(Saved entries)
________
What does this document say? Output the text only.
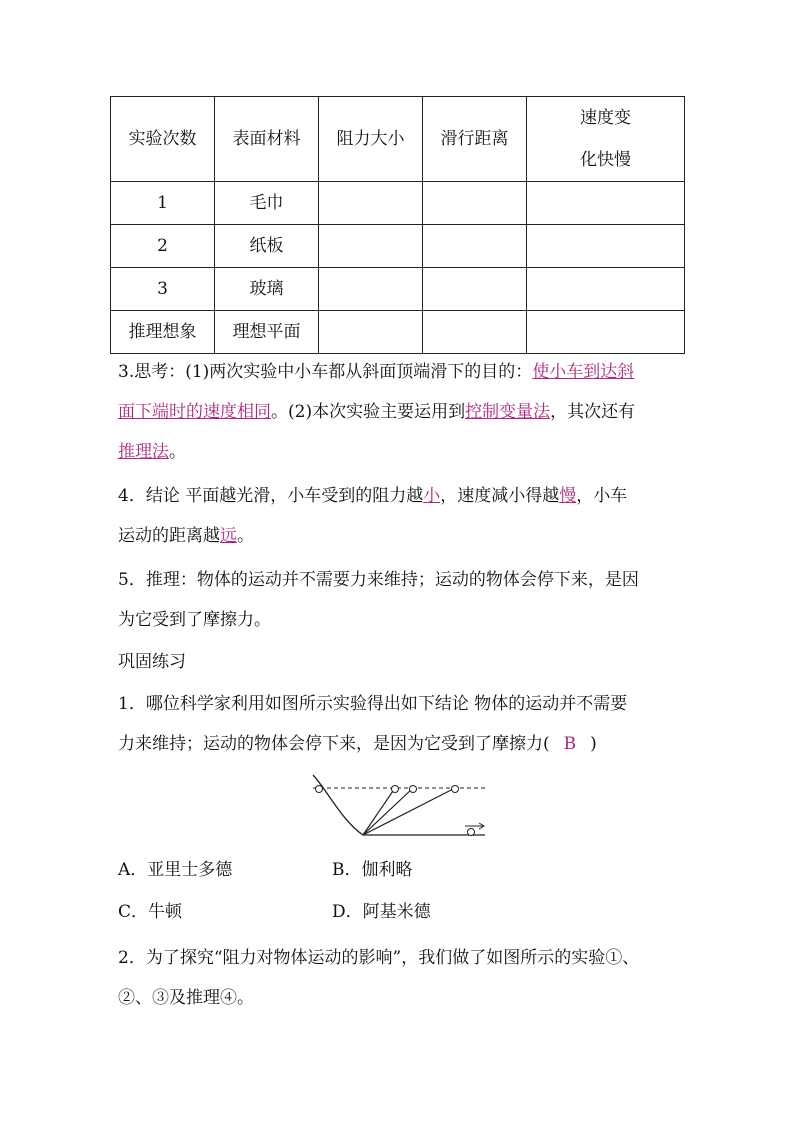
实验次数	表面材料	阻力大小	滑行距离	速度变
化快慢

1	毛巾			
2	纸板			
3	玻璃			
推理想象	理想平面			
3.思考：(1)两次实验中小车都从斜面顶端滑下的目的：使小车到达斜
面下端时的速度相同。(2)本次实验主要运用到控制变量法，其次还有
推理法。
4．结论 平面越光滑，小车受到的阻力越小，速度减小得越慢，小车
运动的距离越远。
5．推理：物体的运动并不需要力来维持；运动的物体会停下来，是因
为它受到了摩擦力。
巩固练习
1．哪位科学家利用如图所示实验得出如下结论 物体的运动并不需要
力来维持；运动的物体会停下来，是因为它受到了摩擦力( B )
A．亚里士多德	B．伽利略
C．牛顿	D．阿基米德
2．为了探究“阻力对物体运动的影响”，我们做了如图所示的实验①、
②、③及推理④。
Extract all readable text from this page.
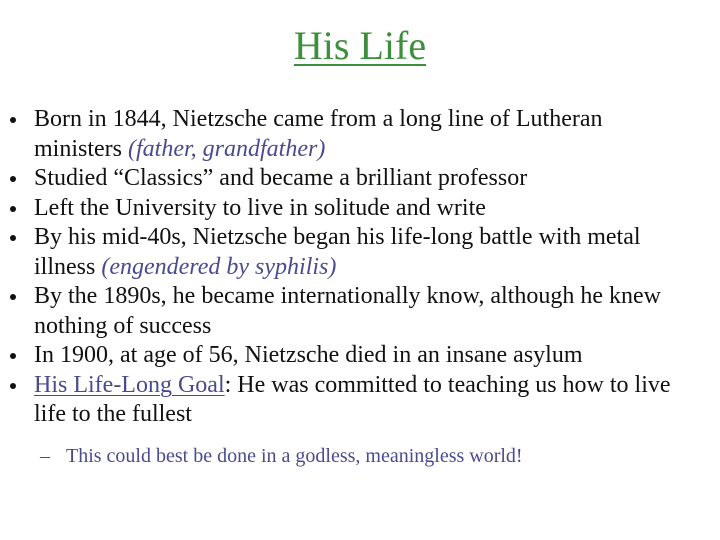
His Life
Born in 1844, Nietzsche came from a long line of Lutheran ministers (father, grandfather)
Studied “Classics” and became a brilliant professor
Left the University to live in solitude and write
By his mid-40s, Nietzsche began his life-long battle with metal illness (engendered by syphilis)
By the 1890s, he became internationally know, although he knew nothing of success
In 1900, at age of 56, Nietzsche died in an insane asylum
His Life-Long Goal: He was committed to teaching us how to live life to the fullest
– This could best be done in a godless, meaningless world!
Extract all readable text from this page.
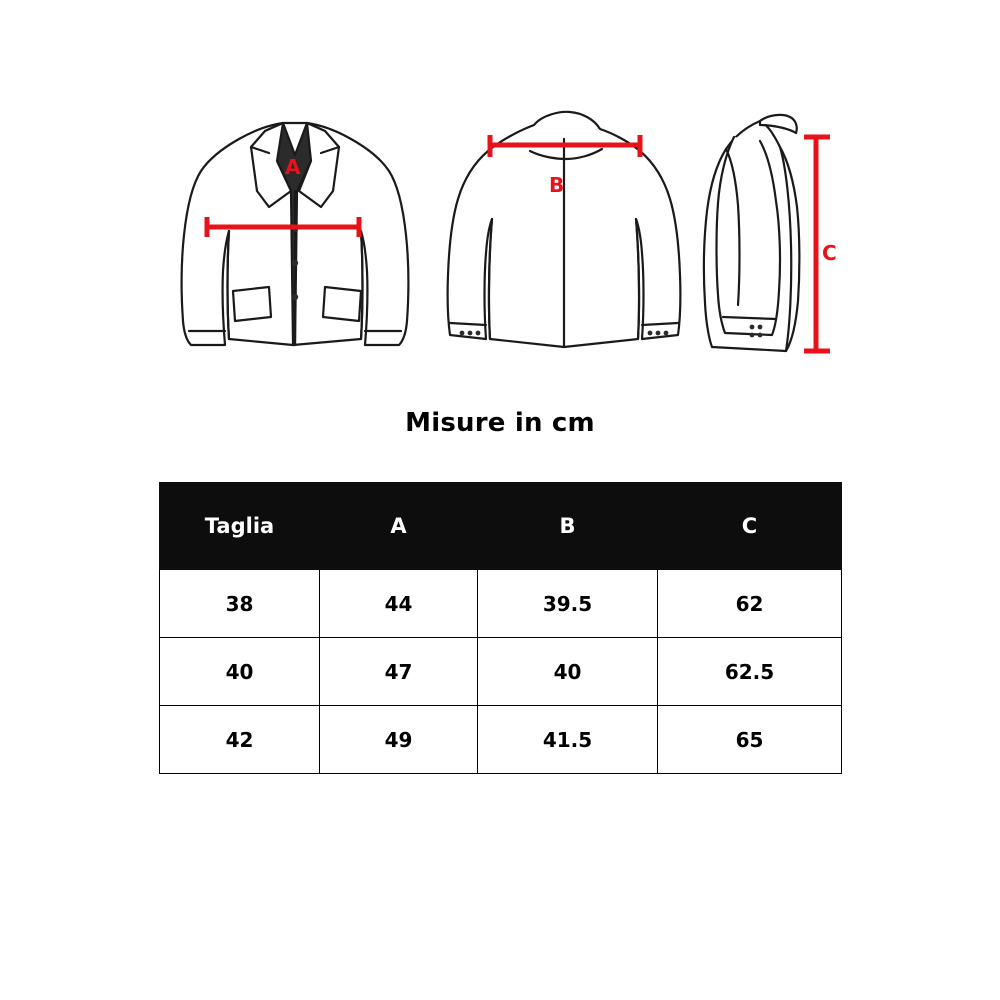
A
B
C
Misure in cm
Taglia	A	B	C
38	44	39.5	62
40	47	40	62.5
42	49	41.5	65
________
= Given problem =
The records above need to be given again exactly. Omit the pictures.

= Reply to the exercise =
What does this document say? Output the text only.
实验次数	表面材料	阻力大小	滑行距离	速度变
化快慢

1	毛巾			
2	纸板			
3	玻璃			
推理想象	理想平面			
3.思考：(1)两次实验中小车都从斜面顶端滑下的目的：使小车到达斜
面下端时的速度相同。(2)本次实验主要运用到控制变量法，其次还有
推理法。
4．结论 平面越光滑，小车受到的阻力越小，速度减小得越慢，小车
运动的距离越远。
5．推理：物体的运动并不需要力来维持；运动的物体会停下来，是因
为它受到了摩擦力。
巩固练习
1．哪位科学家利用如图所示实验得出如下结论 物体的运动并不需要
力来维持；运动的物体会停下来，是因为它受到了摩擦力( B )
A．亚里士多德	B．伽利略
C．牛顿	D．阿基米德
2．为了探究“阻力对物体运动的影响”，我们做了如图所示的实验①、
②、③及推理④。
Extract all readable text from this page.
His Life
Born in 1844, Nietzsche came from a long line of Lutheran ministers (father, grandfather)
Studied “Classics” and became a brilliant professor
Left the University to live in solitude and write
By his mid-40s, Nietzsche began his life-long battle with metal illness (engendered by syphilis)
By the 1890s, he became internationally know, although he knew nothing of success
In 1900, at age of 56, Nietzsche died in an insane asylum
His Life-Long Goal: He was committed to teaching us how to live life to the fullest
– This could best be done in a godless, meaningless world!
Extract all readable text from this page.
A
B
C
Misure in cm
Taglia	A	B	C
38	44	39.5	62
40	47	40	62.5
42	49	41.5	65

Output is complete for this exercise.